begin
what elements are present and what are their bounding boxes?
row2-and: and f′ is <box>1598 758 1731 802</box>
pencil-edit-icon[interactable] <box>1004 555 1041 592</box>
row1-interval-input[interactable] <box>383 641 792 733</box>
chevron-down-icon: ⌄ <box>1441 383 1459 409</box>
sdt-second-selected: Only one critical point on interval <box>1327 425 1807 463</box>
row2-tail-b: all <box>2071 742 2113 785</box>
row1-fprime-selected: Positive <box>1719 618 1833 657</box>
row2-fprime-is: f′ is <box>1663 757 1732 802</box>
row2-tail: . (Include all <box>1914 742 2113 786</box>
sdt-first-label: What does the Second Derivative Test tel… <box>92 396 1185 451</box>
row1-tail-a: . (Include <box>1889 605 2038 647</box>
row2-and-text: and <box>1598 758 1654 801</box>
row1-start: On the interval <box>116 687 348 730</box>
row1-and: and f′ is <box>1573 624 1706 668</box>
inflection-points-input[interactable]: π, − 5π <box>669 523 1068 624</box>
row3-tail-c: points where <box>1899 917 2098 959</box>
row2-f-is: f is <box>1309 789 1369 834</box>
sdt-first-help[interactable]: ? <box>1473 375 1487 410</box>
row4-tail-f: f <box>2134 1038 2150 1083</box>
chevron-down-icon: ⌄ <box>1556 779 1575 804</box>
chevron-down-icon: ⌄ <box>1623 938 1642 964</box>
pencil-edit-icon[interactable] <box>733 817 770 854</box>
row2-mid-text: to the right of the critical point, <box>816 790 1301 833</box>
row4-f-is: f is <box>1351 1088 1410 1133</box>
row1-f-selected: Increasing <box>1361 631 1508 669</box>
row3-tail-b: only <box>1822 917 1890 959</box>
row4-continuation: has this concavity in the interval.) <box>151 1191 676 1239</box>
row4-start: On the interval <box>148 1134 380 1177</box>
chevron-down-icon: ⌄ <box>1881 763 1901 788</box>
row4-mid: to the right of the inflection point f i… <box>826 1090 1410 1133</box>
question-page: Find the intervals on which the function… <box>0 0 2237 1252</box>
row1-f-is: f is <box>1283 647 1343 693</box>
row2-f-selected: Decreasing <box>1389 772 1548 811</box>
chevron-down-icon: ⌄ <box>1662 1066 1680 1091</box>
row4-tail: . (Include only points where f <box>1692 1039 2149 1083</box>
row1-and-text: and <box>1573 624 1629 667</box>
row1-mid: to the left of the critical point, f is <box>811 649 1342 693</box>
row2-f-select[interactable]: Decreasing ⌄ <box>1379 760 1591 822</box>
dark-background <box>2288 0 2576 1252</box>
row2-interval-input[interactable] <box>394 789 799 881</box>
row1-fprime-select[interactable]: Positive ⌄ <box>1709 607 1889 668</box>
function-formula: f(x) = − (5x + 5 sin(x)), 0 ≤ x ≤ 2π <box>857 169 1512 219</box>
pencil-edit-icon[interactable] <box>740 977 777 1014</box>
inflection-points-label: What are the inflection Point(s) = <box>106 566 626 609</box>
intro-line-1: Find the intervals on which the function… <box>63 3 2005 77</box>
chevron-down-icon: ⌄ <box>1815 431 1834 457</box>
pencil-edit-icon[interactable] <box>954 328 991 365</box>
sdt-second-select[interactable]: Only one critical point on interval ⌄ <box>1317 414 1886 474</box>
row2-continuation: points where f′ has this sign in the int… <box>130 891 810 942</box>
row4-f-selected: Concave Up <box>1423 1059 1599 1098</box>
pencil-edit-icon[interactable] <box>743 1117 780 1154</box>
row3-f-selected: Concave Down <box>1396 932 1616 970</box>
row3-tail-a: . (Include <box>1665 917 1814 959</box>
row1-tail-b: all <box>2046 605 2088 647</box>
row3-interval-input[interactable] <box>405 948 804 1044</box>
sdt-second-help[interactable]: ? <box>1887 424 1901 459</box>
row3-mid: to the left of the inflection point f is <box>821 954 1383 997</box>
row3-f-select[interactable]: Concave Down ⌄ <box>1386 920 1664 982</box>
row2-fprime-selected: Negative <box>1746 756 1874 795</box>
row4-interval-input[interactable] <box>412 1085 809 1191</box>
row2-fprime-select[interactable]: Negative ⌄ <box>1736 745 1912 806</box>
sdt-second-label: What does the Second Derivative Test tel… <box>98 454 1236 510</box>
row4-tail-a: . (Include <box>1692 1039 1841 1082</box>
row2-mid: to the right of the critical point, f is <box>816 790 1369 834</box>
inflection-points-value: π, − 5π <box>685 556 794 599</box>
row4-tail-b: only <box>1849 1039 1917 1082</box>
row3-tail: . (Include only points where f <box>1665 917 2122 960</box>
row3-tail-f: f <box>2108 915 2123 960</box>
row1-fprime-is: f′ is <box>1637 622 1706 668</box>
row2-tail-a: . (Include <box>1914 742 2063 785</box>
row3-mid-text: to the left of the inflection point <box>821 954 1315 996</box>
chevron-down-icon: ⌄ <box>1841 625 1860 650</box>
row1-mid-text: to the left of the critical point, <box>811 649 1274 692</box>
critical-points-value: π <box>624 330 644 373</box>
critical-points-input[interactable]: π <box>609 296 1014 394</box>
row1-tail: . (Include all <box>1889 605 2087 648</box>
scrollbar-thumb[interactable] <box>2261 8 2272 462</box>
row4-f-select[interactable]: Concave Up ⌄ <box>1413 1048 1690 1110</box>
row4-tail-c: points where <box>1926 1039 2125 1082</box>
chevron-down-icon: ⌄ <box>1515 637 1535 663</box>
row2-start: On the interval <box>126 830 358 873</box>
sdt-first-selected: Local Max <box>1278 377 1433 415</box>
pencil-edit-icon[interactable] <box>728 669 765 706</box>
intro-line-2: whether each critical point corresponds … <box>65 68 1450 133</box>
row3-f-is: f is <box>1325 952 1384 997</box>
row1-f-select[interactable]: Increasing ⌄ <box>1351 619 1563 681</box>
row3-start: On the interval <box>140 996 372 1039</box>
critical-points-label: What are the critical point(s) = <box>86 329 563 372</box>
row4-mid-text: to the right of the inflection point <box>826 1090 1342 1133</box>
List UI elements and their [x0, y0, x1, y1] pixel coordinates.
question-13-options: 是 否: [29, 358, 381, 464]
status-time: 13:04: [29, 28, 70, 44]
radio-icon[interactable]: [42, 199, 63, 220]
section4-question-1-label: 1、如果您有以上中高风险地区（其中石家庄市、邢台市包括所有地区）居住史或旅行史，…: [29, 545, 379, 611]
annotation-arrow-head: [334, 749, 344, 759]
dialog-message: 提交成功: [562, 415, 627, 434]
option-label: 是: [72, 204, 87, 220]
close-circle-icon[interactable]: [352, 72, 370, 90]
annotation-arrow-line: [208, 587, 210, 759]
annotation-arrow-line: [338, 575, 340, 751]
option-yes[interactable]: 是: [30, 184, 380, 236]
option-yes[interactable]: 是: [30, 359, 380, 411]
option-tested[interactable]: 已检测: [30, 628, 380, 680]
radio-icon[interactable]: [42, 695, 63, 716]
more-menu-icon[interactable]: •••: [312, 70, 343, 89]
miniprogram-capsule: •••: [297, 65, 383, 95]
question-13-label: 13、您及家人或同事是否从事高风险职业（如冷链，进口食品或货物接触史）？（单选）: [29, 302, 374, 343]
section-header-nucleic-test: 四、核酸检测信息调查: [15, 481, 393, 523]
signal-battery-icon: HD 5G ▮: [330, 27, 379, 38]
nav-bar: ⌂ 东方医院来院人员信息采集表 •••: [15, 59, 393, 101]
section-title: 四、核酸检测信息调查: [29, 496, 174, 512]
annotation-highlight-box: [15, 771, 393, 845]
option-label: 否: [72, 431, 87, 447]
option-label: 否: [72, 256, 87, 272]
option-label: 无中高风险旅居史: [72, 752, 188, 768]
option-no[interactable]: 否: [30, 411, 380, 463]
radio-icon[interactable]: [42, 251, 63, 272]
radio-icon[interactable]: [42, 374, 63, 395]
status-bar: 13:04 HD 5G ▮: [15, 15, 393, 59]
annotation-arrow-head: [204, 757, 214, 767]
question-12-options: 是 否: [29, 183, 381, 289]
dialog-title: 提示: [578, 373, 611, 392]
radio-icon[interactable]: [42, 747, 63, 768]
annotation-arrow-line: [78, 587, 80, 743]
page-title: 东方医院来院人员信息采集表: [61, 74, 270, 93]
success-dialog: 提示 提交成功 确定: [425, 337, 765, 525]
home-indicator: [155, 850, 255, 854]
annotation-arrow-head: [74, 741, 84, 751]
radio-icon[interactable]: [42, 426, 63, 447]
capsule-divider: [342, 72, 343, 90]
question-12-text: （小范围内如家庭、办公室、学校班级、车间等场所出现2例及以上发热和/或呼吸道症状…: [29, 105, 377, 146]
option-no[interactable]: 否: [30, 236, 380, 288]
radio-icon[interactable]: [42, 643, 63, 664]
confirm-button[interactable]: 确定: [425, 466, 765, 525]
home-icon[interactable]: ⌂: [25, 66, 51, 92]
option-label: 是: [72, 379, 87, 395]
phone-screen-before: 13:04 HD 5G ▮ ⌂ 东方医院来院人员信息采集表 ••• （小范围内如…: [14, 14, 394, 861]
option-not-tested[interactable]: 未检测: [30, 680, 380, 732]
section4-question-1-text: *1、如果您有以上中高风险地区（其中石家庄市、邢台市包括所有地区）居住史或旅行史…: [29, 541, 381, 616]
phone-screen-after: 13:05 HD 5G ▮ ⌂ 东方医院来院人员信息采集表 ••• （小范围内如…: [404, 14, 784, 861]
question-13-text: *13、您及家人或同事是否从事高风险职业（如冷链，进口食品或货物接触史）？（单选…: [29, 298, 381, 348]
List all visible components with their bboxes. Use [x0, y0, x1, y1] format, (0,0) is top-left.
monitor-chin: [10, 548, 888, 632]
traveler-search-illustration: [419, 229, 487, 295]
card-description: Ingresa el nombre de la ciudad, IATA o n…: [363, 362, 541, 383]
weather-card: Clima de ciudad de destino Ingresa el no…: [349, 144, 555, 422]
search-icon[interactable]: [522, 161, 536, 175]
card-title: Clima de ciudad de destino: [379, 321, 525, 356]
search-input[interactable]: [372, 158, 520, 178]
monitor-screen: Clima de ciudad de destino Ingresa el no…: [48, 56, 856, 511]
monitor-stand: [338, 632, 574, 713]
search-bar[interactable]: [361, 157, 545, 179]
end
▶ **EXERCISE DIRECTIONS**:
Pick out each line of the data above that contains the string "first" and copy those lines in full. Treat uppercase and lowercase letters as different.

▶ **ANSWER TO THIS PROBLEM**:
sdt-first-label: What does the Second Derivative Test tel… <box>92 396 1185 451</box>
sdt-first-help[interactable]: ? <box>1473 375 1487 410</box>
sdt-first-selected: Local Max <box>1278 377 1433 415</box>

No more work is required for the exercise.